-------- DATA EXTRACT --------

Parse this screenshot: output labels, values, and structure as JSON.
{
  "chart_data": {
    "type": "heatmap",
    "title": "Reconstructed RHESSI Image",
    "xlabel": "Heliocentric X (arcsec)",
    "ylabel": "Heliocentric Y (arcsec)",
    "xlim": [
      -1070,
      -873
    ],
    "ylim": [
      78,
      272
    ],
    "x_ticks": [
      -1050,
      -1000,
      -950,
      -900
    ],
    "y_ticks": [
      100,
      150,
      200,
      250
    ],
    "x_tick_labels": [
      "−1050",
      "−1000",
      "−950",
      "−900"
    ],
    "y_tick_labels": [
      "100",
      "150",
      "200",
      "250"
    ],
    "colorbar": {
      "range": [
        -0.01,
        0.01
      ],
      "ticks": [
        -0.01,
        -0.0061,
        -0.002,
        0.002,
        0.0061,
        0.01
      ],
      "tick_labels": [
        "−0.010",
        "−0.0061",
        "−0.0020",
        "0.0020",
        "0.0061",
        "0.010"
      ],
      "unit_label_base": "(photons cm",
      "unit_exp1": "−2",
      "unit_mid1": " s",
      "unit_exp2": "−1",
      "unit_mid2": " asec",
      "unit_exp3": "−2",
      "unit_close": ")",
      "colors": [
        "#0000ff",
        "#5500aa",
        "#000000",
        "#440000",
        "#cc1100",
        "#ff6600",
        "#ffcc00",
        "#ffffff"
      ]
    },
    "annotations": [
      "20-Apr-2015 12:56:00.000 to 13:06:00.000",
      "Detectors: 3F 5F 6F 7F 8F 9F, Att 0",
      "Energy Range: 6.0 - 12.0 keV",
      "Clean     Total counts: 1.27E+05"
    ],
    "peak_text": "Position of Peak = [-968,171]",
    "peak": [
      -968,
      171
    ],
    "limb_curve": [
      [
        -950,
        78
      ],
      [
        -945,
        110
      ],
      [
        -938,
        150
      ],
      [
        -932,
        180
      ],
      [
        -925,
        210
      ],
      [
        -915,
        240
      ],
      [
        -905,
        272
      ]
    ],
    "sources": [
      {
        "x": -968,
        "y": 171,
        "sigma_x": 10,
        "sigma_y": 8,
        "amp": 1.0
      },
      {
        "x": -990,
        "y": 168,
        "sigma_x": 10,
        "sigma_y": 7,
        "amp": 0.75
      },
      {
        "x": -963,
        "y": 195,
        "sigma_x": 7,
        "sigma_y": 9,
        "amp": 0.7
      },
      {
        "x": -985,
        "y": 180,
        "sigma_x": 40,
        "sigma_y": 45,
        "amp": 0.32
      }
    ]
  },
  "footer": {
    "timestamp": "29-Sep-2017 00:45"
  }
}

--------

# EXERCISE GOAL:
Can you give every line above again, exactly as written?

# TASK SOLUTION:
Parse this screenshot: output labels, values, and structure as JSON.
{
  "chart_data": {
    "type": "heatmap",
    "title": "Reconstructed RHESSI Image",
    "xlabel": "Heliocentric X (arcsec)",
    "ylabel": "Heliocentric Y (arcsec)",
    "xlim": [
      -1070,
      -873
    ],
    "ylim": [
      78,
      272
    ],
    "x_ticks": [
      -1050,
      -1000,
      -950,
      -900
    ],
    "y_ticks": [
      100,
      150,
      200,
      250
    ],
    "x_tick_labels": [
      "−1050",
      "−1000",
      "−950",
      "−900"
    ],
    "y_tick_labels": [
      "100",
      "150",
      "200",
      "250"
    ],
    "colorbar": {
      "range": [
        -0.01,
        0.01
      ],
      "ticks": [
        -0.01,
        -0.0061,
        -0.002,
        0.002,
        0.0061,
        0.01
      ],
      "tick_labels": [
        "−0.010",
        "−0.0061",
        "−0.0020",
        "0.0020",
        "0.0061",
        "0.010"
      ],
      "unit_label_base": "(photons cm",
      "unit_exp1": "−2",
      "unit_mid1": " s",
      "unit_exp2": "−1",
      "unit_mid2": " asec",
      "unit_exp3": "−2",
      "unit_close": ")",
      "colors": [
        "#0000ff",
        "#5500aa",
        "#000000",
        "#440000",
        "#cc1100",
        "#ff6600",
        "#ffcc00",
        "#ffffff"
      ]
    },
    "annotations": [
      "20-Apr-2015 12:56:00.000 to 13:06:00.000",
      "Detectors: 3F 5F 6F 7F 8F 9F, Att 0",
      "Energy Range: 6.0 - 12.0 keV",
      "Clean     Total counts: 1.27E+05"
    ],
    "peak_text": "Position of Peak = [-968,171]",
    "peak": [
      -968,
      171
    ],
    "limb_curve": [
      [
        -950,
        78
      ],
      [
        -945,
        110
      ],
      [
        -938,
        150
      ],
      [
        -932,
        180
      ],
      [
        -925,
        210
      ],
      [
        -915,
        240
      ],
      [
        -905,
        272
      ]
    ],
    "sources": [
      {
        "x": -968,
        "y": 171,
        "sigma_x": 10,
        "sigma_y": 8,
        "amp": 1.0
      },
      {
        "x": -990,
        "y": 168,
        "sigma_x": 10,
        "sigma_y": 7,
        "amp": 0.75
      },
      {
        "x": -963,
        "y": 195,
        "sigma_x": 7,
        "sigma_y": 9,
        "amp": 0.7
      },
      {
        "x": -985,
        "y": 180,
        "sigma_x": 40,
        "sigma_y": 45,
        "amp": 0.32
      }
    ]
  },
  "footer": {
    "timestamp": "29-Sep-2017 00:45"
  }
}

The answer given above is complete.